数据记录

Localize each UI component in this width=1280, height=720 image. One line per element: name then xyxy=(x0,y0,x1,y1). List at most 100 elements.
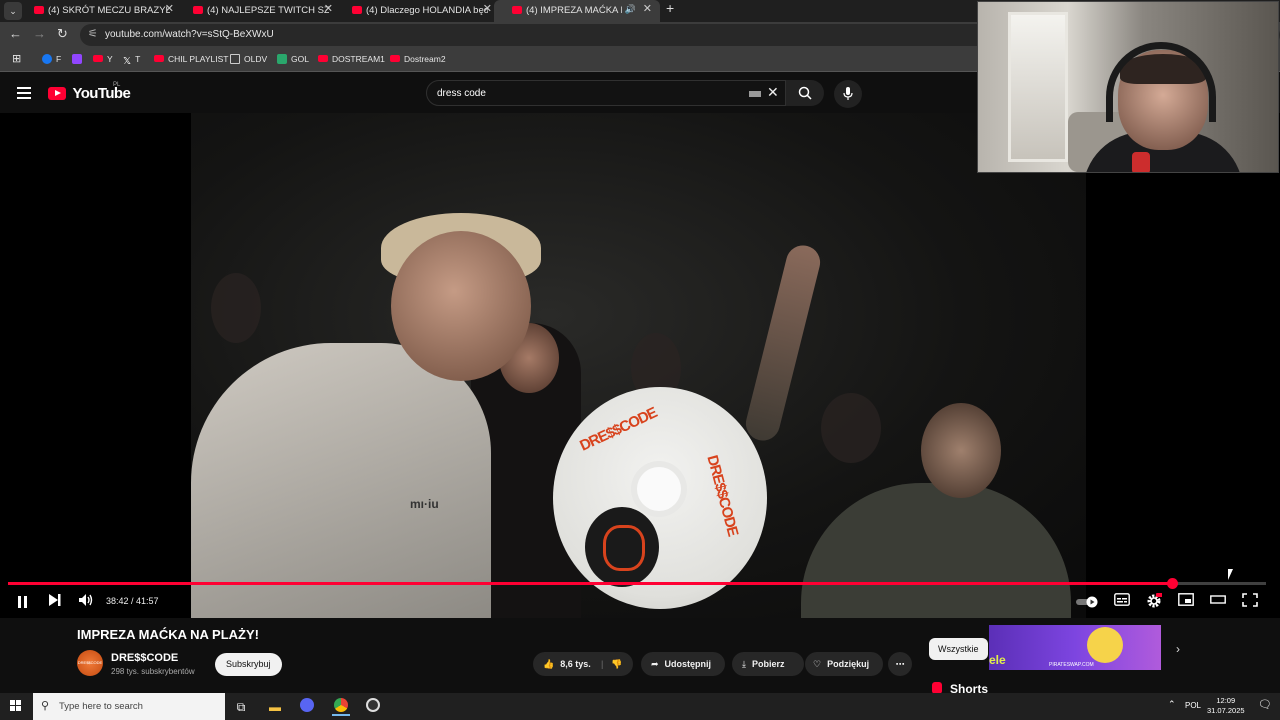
* * *
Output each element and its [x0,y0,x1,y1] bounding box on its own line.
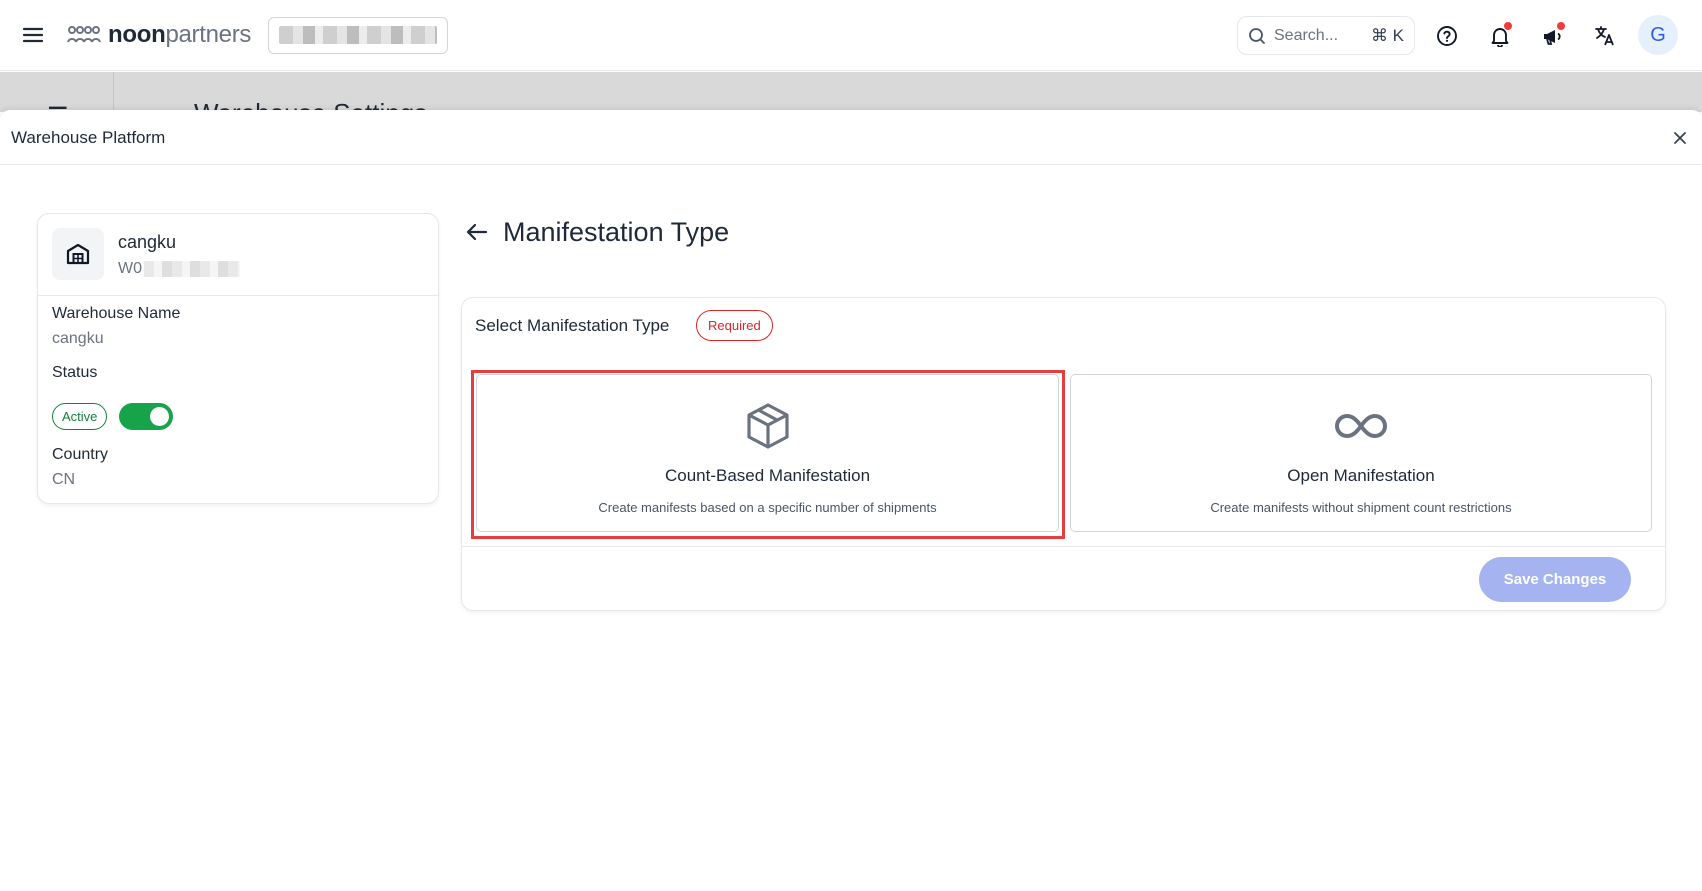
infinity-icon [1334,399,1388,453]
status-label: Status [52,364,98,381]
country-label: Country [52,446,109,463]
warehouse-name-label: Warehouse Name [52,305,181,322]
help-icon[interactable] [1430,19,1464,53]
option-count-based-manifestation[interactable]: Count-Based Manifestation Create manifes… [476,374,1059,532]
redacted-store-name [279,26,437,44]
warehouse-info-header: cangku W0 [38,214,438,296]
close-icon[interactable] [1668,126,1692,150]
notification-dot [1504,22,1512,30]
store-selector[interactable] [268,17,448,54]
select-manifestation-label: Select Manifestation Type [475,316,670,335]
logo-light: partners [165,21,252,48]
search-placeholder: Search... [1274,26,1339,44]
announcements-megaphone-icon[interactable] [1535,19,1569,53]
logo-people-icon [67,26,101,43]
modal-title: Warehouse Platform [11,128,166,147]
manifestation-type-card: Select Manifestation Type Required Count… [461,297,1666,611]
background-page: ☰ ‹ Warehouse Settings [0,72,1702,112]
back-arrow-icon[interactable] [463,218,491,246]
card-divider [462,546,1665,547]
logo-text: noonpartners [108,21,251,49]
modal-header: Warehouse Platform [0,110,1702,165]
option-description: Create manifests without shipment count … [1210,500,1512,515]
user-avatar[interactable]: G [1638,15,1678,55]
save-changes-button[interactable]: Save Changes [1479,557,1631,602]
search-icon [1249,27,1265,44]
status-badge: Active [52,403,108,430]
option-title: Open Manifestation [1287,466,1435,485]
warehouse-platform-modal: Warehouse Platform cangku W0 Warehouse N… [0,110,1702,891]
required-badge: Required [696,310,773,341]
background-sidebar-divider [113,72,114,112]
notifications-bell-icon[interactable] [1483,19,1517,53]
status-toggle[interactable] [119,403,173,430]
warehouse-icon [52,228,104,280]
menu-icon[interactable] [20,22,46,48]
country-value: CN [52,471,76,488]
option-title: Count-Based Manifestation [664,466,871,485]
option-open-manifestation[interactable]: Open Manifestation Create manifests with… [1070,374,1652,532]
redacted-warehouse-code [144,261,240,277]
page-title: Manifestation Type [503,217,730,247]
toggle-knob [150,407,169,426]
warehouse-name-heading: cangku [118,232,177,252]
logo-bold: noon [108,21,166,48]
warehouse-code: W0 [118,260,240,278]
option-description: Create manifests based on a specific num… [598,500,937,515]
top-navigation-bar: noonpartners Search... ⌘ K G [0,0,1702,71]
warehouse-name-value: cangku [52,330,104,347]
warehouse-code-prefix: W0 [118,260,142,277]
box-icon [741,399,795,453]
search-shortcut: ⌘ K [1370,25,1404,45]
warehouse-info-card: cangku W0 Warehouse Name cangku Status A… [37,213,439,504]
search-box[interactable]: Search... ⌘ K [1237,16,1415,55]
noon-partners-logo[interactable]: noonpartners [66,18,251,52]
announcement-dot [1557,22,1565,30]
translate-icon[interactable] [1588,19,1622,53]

任务说明
将以包含“Output each element”的那一行开头、以包含“country-value: CN [52,471,76,488]”的那一行结尾的部分改写为编号列表，首尾两行均包括在内，空行略去。答案中不要放入图片。

本题回答
1. Output each element and its [x0,y0,x1,y1] bounding box on its own line.
2. infinity-icon [1334,399,1388,453]
3. status-label: Status [52,364,98,381]
4. country-label: Country [52,446,109,463]
5. warehouse-name-label: Warehouse Name [52,305,181,322]
6. help-icon[interactable] [1430,19,1464,53]
7. option-count-based-manifestation[interactable]: Count-Based Manifestation Create manifes… [476,374,1059,532]
8. redacted-store-name [279,26,437,44]
9. warehouse-info-header: cangku W0 [38,214,438,296]
10. close-icon[interactable] [1668,126,1692,150]
11. notification-dot [1504,22,1512,30]
12. store-selector[interactable] [268,17,448,54]
13. select-manifestation-label: Select Manifestation Type [475,316,670,335]
14. logo-light: partners [165,21,252,48]
15. search-placeholder: Search... [1274,26,1339,44]
16. announcements-megaphone-icon[interactable] [1535,19,1569,53]
17. logo-people-icon [67,26,101,43]
18. modal-title: Warehouse Platform [11,128,166,147]
19. manifestation-type-card: Select Manifestation Type Required Count… [461,297,1666,611]
20. background-page: ☰ ‹ Warehouse Settings [0,72,1702,112]
21. back-arrow-icon[interactable] [463,218,491,246]
22. card-divider [462,546,1665,547]
23. logo-text: noonpartners [108,21,251,49]
24. modal-header: Warehouse Platform [0,110,1702,165]
25. option-description: Create manifests without shipment count … [1210,500,1512,515]
26. user-avatar[interactable]: G [1638,15,1678,55]
27. save-changes-button[interactable]: Save Changes [1479,557,1631,602]
28. search-icon [1249,27,1265,44]
29. status-badge: Active [52,403,108,430]
30. option-title: Open Manifestation [1287,466,1435,485]
31. warehouse-platform-modal: Warehouse Platform cangku W0 Warehouse N… [0,110,1702,891]
32. required-badge: Required [696,310,773,341]
33. background-sidebar-divider [113,72,114,112]
34. notifications-bell-icon[interactable] [1483,19,1517,53]
35. status-toggle[interactable] [119,403,173,430]
36. warehouse-icon [52,228,104,280]
37. menu-icon[interactable] [20,22,46,48]
38. country-value: CN [52,471,76,488]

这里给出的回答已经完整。